## EXERCISE GOAL
Within the records that follow, find every line containing the string "header". Copy those lines.

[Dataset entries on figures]
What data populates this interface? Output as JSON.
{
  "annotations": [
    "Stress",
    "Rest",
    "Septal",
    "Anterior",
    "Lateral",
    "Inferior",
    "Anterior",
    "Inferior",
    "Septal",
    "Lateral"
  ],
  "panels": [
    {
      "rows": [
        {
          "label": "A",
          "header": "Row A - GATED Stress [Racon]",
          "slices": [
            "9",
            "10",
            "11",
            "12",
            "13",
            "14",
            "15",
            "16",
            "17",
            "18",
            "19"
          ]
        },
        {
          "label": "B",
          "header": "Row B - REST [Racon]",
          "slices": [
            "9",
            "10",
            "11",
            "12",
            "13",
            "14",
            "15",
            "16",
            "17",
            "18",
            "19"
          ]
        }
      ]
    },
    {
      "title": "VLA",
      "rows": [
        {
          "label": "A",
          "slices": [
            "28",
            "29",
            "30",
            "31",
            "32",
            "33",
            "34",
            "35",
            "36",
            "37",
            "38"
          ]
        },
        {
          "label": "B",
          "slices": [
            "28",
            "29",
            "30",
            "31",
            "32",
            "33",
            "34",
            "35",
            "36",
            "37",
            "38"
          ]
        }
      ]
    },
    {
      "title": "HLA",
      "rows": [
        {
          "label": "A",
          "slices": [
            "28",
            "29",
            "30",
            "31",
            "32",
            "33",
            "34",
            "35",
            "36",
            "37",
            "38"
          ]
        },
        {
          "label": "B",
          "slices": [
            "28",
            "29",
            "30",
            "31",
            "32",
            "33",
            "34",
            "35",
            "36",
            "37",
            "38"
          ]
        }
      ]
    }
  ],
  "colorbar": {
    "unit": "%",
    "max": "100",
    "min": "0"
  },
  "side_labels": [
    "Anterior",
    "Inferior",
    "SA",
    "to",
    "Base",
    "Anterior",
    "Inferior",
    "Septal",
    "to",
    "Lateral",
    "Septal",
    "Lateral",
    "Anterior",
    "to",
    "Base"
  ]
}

## FINISHED TASK
          "header": "Row A - GATED Stress [Racon]",
          "header": "Row B - REST [Racon]",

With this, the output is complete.